* **Consigne**:
Poursuivez l'arrêt de la Cour dans l'affaire C‑359/16 à partir de sa dernière phrase.

* **Extrait du texte**:
Dans l’affaire C‑359/16,

ayant pour objet une demande de décision préjudicielle au titre de l’article 267 TFUE, introduite par le Hof van Cassatie (Cour de cassation, Belgique), par décision du 7 juin 2016, parvenue à la Cour le 24 juin 2016, dans la procédure pénale contre

Ömer Altun,

Abubekir Altun,

Sedrettin Maksutogullari,

Yunus Altun,

Absa NV,

M. Sedat BVBA,

Alnur BVBA,

en présence de :

Openbaar Ministerie,

LA COUR (grande chambre),

composée de M. K. Lenaerts, président, M. A. Tizzano, vice-président, Mme R. Silva de Lapuerta, MM. M. Ilešič, J. L. da Cruz Vilaça, A. Rosas et C. Vajda, présidents de chambre, Mme C. Toader, MM. M. Safjan, D. Šváby, Mmes M. Berger, A. Prechal et M. E. Regan (rapporteur), juges,

avocat général : M. H. Saugmandsgaard Øe,

greffier : Mme C. Strömholm, administrateur,

vu la procédure écrite et à la suite de l’audience du 20 juin 2017,

considérant les observations présentées :

pour MM. Ö. Altun, A. Altun, Maksutogullari, Y. Altun et ainsi que pour Absa NV, M. Sedat BVBA et Alnur BVBA, par Mes H. Van Bavel, D. Demuynck, E. Matthys, N. Alkis, S. Renette, P. Wytinck et E. Baeyens, advocaten,

pour le gouvernement belge, par Mmes M. Jacobs et L. Van den Broeck, en qualité d’agents, assistés de M. P. Paepe, advocaat,

pour l’Irlande, par M. A. Joyce et Mme G. Hodge, en qualité d’agents, assistés de M. C. Toland, SC,

pour le gouvernement français, par M. D. Colas et Mme C. David, en qualité d’agents,

pour le gouvernement hongrois, par MM. M. Z. Fehér et G. Koós ainsi que par Mme E. E. Sebestyén, en qualité d’agents,

pour le gouvernement polonais, par M. B. Majczyna ainsi que par Mmes A. Siwek et D. Lutostańska, en qualité d’agents,

pour la Commission européenne, par MM. D. Martin et M. van Beek, en qualité d’agents,

ayant entendu l’avocat général en ses conclusions à l’audience du 9 novembre 2017,

rend le présent

Arrêt

1

La demande de décision préjudicielle porte sur l’interprétation de l’article 14, point 1, sous a), du règlement (CEE) no 1408/71 du Conseil, du 14 juin 1971, relatif à l’application des régimes de sécurité sociale aux travailleurs salariés, aux travailleurs non salariés et aux membres de leur famille qui se déplacent à l’intérieur de la Communauté, dans sa version modifiée et mise à jour par le règlement (CE) no 118/97 du Conseil, du 2 décembre 1996 (JO 1997, L 28, p. 1), tel que modifié par le règlement (CE) no 631/2004 du Parlement européen et du Conseil, du 31 mars 2004 (JO 2004, L 100, p. 1) (ci-après le « règlement no 1408/71 »), ainsi que de l’article 11, paragraphe 1, sous a), du règlement (CEE) no 574/72 du Conseil, du 21 mars 1972, fixant les modalités d’application du règlement no 1408/71, dans sa version modifiée et mise à jour par le règlement no 118/97 (ci-après le « règlement no 574/72 »).

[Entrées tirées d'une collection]
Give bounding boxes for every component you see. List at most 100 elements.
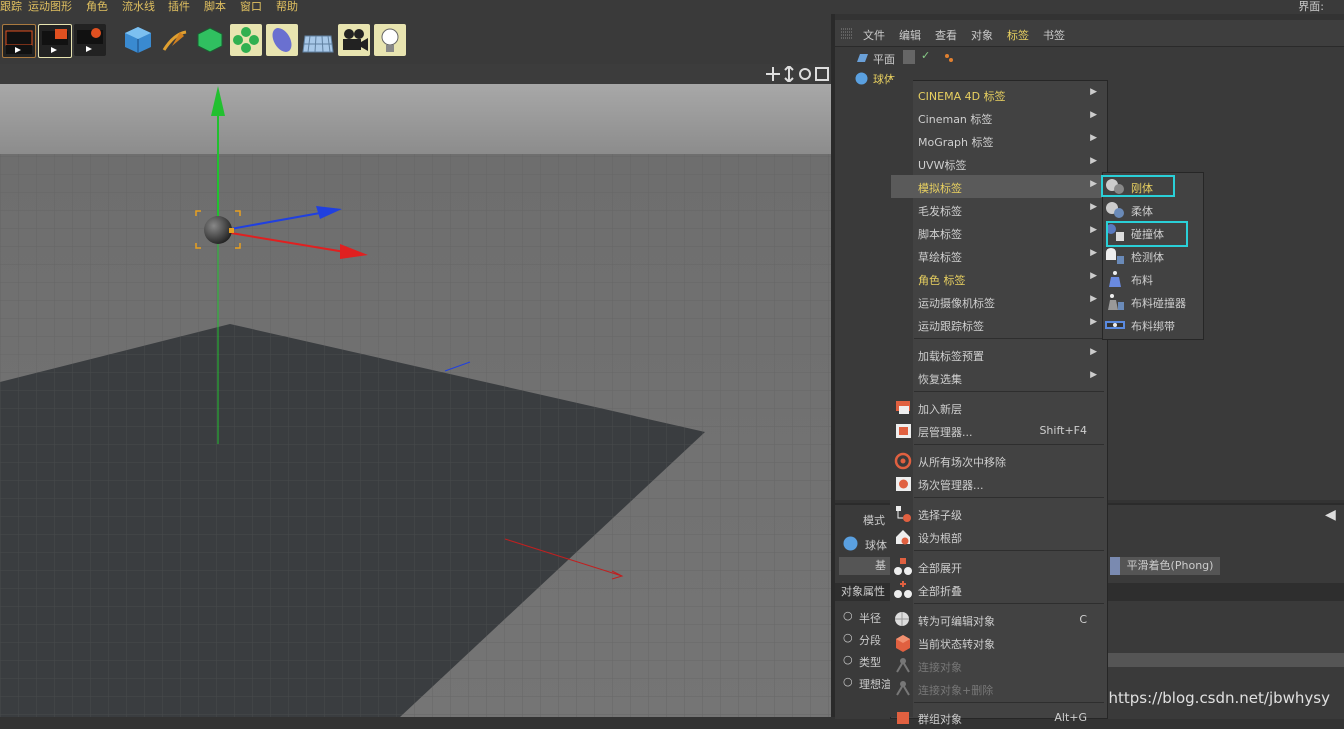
menu-item-uvw-tags[interactable]: UVW标签 ▶ — [891, 152, 1105, 175]
cube-icon[interactable] — [122, 24, 154, 56]
sphere-object-icon — [843, 536, 858, 551]
sphere-object-icon — [855, 72, 868, 85]
tag-dots-icon[interactable] — [943, 52, 955, 64]
render-view-icon[interactable] — [2, 24, 36, 58]
submenu-item-cloth-belt[interactable]: 布料绑带 — [1103, 313, 1201, 336]
menu-item-cinema4d-tags[interactable]: CINEMA 4D 标签 ▶ — [891, 83, 1105, 106]
grip-icon[interactable] — [841, 27, 853, 39]
param-radius: 半径 — [859, 612, 881, 625]
menu-item-layer-manager[interactable]: 层管理器... Shift+F4 — [891, 419, 1105, 442]
param-segments: 分段 — [859, 634, 881, 647]
menu-item-take-manager[interactable]: 场次管理器... — [891, 472, 1105, 495]
submenu-arrow-icon: ▶ — [1090, 317, 1097, 327]
menu-plugins[interactable]: 插件 — [168, 0, 190, 14]
pen-icon[interactable] — [158, 24, 190, 56]
menu-help[interactable]: 帮助 — [276, 0, 298, 14]
array-icon[interactable] — [230, 24, 262, 56]
submenu-arrow-icon: ▶ — [1090, 179, 1097, 189]
om-menu-edit[interactable]: 编辑 — [899, 27, 921, 43]
om-menu-file[interactable]: 文件 — [863, 27, 885, 43]
select-children-icon — [896, 506, 911, 522]
submenu-arrow-icon: ▶ — [1090, 225, 1097, 235]
radio-icon[interactable]: ○ — [843, 653, 853, 666]
om-menu-tags[interactable]: 标签 — [1007, 27, 1029, 43]
menu-item-connect-objects: 连接对象 — [891, 654, 1105, 677]
menu-item-simulation-tags[interactable]: 模拟标签 ▶ — [891, 175, 1105, 198]
menu-item-add-new-layer[interactable]: 加入新层 — [891, 396, 1105, 419]
menu-item-sketch-tags[interactable]: 草绘标签 ▶ — [891, 244, 1105, 267]
om-menu-bookmarks[interactable]: 书签 — [1043, 27, 1065, 43]
submenu-item-soft-body[interactable]: 柔体 — [1103, 198, 1201, 221]
viewport-scene[interactable] — [0, 84, 831, 717]
menu-pipeline[interactable]: 流水线 — [122, 0, 155, 14]
submenu-arrow-icon: ▶ — [1090, 133, 1097, 143]
om-menu-view[interactable]: 查看 — [935, 27, 957, 43]
tab-phong[interactable]: 平滑着色(Phong) — [1110, 557, 1220, 575]
menu-item-hair-tags[interactable]: 毛发标签 ▶ — [891, 198, 1105, 221]
menu-item-load-tag-preset[interactable]: 加载标签预置 ▶ — [891, 343, 1105, 366]
3d-viewport[interactable] — [0, 84, 831, 717]
menu-item-script-tags[interactable]: 脚本标签 ▶ — [891, 221, 1105, 244]
radio-icon[interactable]: ○ — [843, 675, 853, 688]
menu-item-collapse-all[interactable]: 全部折叠 — [891, 578, 1105, 601]
menu-item-motion-tracking-tags[interactable]: 运动跟踪标签 ▶ — [891, 313, 1105, 336]
radio-icon[interactable]: ○ — [843, 631, 853, 644]
menu-item-select-children[interactable]: 选择子级 — [891, 502, 1105, 525]
layer-swatch[interactable] — [903, 50, 915, 64]
submenu-arrow-icon: ▶ — [1090, 202, 1097, 212]
menu-script[interactable]: 脚本 — [204, 0, 226, 14]
collapse-all-icon — [894, 581, 912, 598]
menu-item-current-state-to-object[interactable]: 当前状态转对象 — [891, 631, 1105, 654]
menu-item-motion-camera-tags[interactable]: 运动摄像机标签 ▶ — [891, 290, 1105, 313]
menu-item-restore-selection[interactable]: 恢复选集 ▶ — [891, 366, 1105, 389]
highlight-collider-body — [1106, 221, 1188, 247]
render-picture-viewer-icon[interactable] — [38, 24, 72, 58]
menu-item-character-tags[interactable]: 角色 标签 ▶ — [891, 267, 1105, 290]
menu-item-set-as-root[interactable]: 设为根部 — [891, 525, 1105, 548]
add-layer-icon — [896, 401, 910, 414]
am-mode-menu[interactable]: 模式 — [863, 512, 885, 528]
menu-separator — [914, 497, 1104, 498]
menu-item-group-objects[interactable]: 群组对象 Alt+G — [891, 706, 1105, 729]
menu-item-cineman-tags[interactable]: Cineman 标签 ▶ — [891, 106, 1105, 129]
menu-mograph[interactable]: 运动图形 — [28, 0, 72, 14]
menu-item-remove-from-all-takes[interactable]: 从所有场次中移除 — [891, 449, 1105, 472]
connect-delete-icon — [896, 681, 910, 696]
visibility-check-icon[interactable]: ✓ — [921, 49, 930, 62]
subdivision-icon[interactable] — [194, 24, 226, 56]
object-name[interactable]: 平面 — [873, 51, 895, 67]
radio-icon[interactable]: ○ — [843, 609, 853, 622]
om-menu-object[interactable]: 对象 — [971, 27, 993, 43]
submenu-item-cloth-collider[interactable]: 布料碰撞器 — [1103, 290, 1201, 313]
submenu-arrow-icon: ▶ — [1090, 87, 1097, 97]
menu-item-expand-all[interactable]: 全部展开 — [891, 555, 1105, 578]
submenu-item-ghost-body[interactable]: 检测体 — [1103, 244, 1201, 267]
take-remove-icon — [894, 452, 912, 470]
submenu-arrow-icon: ▶ — [1090, 156, 1097, 166]
menu-window[interactable]: 窗口 — [240, 0, 262, 14]
cloth-collider-icon — [1108, 294, 1124, 310]
param-slider[interactable] — [1105, 653, 1344, 667]
render-settings-icon[interactable] — [74, 24, 106, 56]
deformer-icon[interactable] — [266, 24, 298, 56]
menu-item-connect-objects-delete: 连接对象+删除 — [891, 677, 1105, 700]
menu-tracking[interactable]: 跟踪 — [0, 0, 22, 14]
expand-all-icon — [894, 558, 912, 575]
floor-icon[interactable] — [302, 24, 334, 56]
camera-icon[interactable] — [338, 24, 370, 56]
take-manager-icon — [896, 477, 911, 491]
param-type: 类型 — [859, 656, 881, 669]
main-toolbar — [0, 14, 835, 64]
back-arrow-icon[interactable]: ◀ — [1325, 507, 1336, 523]
sphere-object[interactable] — [204, 216, 232, 244]
menu-item-mograph-tags[interactable]: MoGraph 标签 ▶ — [891, 129, 1105, 152]
object-row-plane[interactable]: 平面 ✓ — [835, 48, 1344, 68]
submenu-item-cloth[interactable]: 布料 — [1103, 267, 1201, 290]
light-icon[interactable] — [374, 24, 406, 56]
viewport-nav-icons[interactable] — [765, 66, 831, 82]
menu-separator — [914, 550, 1104, 551]
menu-character[interactable]: 角色 — [86, 0, 108, 14]
viewport-header — [0, 64, 831, 84]
menu-separator — [914, 444, 1104, 445]
menu-item-make-editable[interactable]: 转为可编辑对象 C — [891, 608, 1105, 631]
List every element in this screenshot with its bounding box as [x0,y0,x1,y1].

* **Réponse attendue**:
2

Cette demande a été présentée dans le cadre d’une procédure pénale engagée contre MM. Ömer Altun, Abubekir Altun, Sedrettin Maksutogullari et Yunus Altun ainsi que contre Absa NV, M. Sedat BVBA et Alnur BVBA au sujet du détachement de travailleurs bulgares en Belgique.

Le cadre juridique

Le règlement no 1408/71

3

Les articles 13 et 14 du règlement no 1408/71 figuraient sous le titre II de ce dernier, intitulé « Détermination de la législation applicable ».

4

L’article 13 de ce règlement énonçait :

« 1.   Sous réserve des articles 14 quater et 14 septies, les personnes auxquelles le présent règlement est applicable ne sont soumises qu’à la législation d’un seul État membre. Cette législation est déterminée conformément aux dispositions du présent titre.

2.   Sous réserve des articles 14 à 17 :

a)

la personne qui exerce une activité salariée sur le territoire d’un État membre est soumise à la législation de cet État, même si elle réside sur le territoire d’un autre État membre ou si l’entreprise ou l’employeur qui l’occupe a son siège ou son domicile sur le territoire d’un autre État membre ;

[...] »

5

L’article 14 dudit règlement, intitulé « Règles particulières applicables aux personnes autres que les gens de mer, exerçant une activité salariée », disposait :

« La règle énoncée à l’article 13 paragraphe 2 point a) est appliquée compte tenu des exceptions et particularités suivantes :

1)

a)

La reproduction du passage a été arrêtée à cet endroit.